Locate all lines in the data below that hold "Price" and show them.
------ Records provided
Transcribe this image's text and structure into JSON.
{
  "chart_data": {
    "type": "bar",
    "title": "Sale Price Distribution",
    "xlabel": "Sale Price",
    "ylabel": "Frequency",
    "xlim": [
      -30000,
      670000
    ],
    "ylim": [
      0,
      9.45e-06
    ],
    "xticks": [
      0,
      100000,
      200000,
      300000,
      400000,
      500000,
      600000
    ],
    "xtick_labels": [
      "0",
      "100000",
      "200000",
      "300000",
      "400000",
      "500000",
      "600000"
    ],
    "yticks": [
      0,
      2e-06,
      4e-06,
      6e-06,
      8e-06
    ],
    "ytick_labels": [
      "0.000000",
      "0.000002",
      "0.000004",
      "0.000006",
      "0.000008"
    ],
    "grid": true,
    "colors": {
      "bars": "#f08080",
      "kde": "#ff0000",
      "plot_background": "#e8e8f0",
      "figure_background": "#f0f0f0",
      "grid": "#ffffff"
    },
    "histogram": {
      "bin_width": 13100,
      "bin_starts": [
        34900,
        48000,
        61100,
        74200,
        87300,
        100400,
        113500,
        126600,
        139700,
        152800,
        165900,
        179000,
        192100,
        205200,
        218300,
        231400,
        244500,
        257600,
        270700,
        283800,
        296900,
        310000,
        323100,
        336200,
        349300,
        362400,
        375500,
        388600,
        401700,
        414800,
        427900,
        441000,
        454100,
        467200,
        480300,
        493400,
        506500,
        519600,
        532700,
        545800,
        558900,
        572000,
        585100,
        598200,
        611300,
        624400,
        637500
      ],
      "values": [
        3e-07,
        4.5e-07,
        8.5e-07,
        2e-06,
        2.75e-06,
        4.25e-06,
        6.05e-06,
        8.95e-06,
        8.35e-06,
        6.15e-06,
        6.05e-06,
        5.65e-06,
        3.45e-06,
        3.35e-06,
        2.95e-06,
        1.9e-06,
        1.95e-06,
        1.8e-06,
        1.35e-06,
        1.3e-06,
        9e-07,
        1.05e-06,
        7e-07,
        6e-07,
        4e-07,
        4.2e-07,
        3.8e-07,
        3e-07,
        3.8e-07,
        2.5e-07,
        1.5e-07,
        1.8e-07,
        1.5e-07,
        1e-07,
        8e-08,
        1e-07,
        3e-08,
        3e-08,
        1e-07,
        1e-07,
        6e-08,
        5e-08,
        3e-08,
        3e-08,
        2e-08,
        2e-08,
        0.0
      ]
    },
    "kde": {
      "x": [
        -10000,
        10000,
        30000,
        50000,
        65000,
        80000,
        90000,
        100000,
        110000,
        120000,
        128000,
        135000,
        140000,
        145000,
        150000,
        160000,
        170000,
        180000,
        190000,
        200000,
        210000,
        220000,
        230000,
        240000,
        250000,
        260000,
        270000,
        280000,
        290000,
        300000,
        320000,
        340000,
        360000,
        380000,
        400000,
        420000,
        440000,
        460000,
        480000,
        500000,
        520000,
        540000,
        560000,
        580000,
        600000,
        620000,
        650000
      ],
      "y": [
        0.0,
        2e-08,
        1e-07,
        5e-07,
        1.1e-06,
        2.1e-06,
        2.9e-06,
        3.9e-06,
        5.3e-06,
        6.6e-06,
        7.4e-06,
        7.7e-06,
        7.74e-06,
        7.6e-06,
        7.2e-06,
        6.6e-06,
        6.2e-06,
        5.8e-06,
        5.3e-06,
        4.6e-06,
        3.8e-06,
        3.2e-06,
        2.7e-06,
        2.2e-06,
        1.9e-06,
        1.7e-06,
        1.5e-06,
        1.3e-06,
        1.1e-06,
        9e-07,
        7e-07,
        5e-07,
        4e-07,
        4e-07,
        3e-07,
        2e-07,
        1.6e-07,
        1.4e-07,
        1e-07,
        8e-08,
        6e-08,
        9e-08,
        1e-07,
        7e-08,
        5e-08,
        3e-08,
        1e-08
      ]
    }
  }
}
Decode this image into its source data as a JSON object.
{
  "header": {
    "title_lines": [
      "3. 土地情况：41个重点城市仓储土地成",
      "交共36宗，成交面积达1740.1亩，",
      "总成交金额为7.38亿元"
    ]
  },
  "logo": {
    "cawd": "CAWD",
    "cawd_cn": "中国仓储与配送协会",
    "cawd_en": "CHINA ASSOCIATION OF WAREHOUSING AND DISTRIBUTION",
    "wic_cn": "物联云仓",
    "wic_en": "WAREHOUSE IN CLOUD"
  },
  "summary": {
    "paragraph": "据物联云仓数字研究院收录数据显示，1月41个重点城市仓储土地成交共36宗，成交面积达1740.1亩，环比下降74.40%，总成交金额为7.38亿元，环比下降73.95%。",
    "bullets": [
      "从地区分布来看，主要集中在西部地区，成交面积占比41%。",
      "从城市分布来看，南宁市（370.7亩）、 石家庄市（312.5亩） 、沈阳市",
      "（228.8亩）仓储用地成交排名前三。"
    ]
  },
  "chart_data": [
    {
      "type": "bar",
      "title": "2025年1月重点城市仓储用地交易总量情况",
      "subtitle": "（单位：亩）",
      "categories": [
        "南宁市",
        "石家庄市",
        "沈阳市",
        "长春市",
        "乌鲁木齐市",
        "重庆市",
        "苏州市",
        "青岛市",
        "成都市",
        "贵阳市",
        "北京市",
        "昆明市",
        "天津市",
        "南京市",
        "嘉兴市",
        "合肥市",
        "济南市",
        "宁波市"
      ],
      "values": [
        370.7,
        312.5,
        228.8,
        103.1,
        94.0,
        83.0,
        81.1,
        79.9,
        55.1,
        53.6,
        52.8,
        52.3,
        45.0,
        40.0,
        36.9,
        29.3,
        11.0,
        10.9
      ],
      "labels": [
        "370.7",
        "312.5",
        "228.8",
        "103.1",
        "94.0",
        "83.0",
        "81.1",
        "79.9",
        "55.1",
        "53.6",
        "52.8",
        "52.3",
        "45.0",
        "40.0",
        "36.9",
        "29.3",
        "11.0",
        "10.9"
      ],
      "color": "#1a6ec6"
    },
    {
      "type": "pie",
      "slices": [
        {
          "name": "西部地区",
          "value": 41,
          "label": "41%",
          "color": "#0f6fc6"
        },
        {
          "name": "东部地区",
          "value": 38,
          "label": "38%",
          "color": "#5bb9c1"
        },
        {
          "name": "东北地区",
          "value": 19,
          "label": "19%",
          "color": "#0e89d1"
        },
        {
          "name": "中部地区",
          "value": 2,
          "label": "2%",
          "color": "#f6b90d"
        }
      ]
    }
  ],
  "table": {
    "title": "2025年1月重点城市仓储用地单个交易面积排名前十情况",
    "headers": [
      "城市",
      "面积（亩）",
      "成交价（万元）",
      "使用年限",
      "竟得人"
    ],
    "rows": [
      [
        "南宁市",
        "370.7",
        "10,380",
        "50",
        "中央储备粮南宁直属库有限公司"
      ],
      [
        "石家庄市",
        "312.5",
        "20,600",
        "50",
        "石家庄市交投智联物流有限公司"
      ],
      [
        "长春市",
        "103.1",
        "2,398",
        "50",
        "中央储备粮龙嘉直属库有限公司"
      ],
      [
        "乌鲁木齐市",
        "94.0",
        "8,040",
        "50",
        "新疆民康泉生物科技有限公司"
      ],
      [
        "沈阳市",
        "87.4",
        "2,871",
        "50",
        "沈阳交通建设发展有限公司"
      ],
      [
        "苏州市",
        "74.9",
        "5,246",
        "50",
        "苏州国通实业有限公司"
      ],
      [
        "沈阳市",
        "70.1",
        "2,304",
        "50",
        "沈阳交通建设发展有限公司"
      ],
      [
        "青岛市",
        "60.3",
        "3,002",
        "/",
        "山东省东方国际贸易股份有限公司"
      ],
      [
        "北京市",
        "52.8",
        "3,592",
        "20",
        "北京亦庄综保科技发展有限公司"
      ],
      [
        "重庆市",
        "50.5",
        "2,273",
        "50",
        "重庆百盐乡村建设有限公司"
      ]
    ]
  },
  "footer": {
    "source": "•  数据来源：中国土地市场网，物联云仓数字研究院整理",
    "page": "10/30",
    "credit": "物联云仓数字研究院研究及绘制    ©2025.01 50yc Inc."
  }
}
------------
Worked answer
    "title": "Sale Price Distribution",
    "xlabel": "Sale Price",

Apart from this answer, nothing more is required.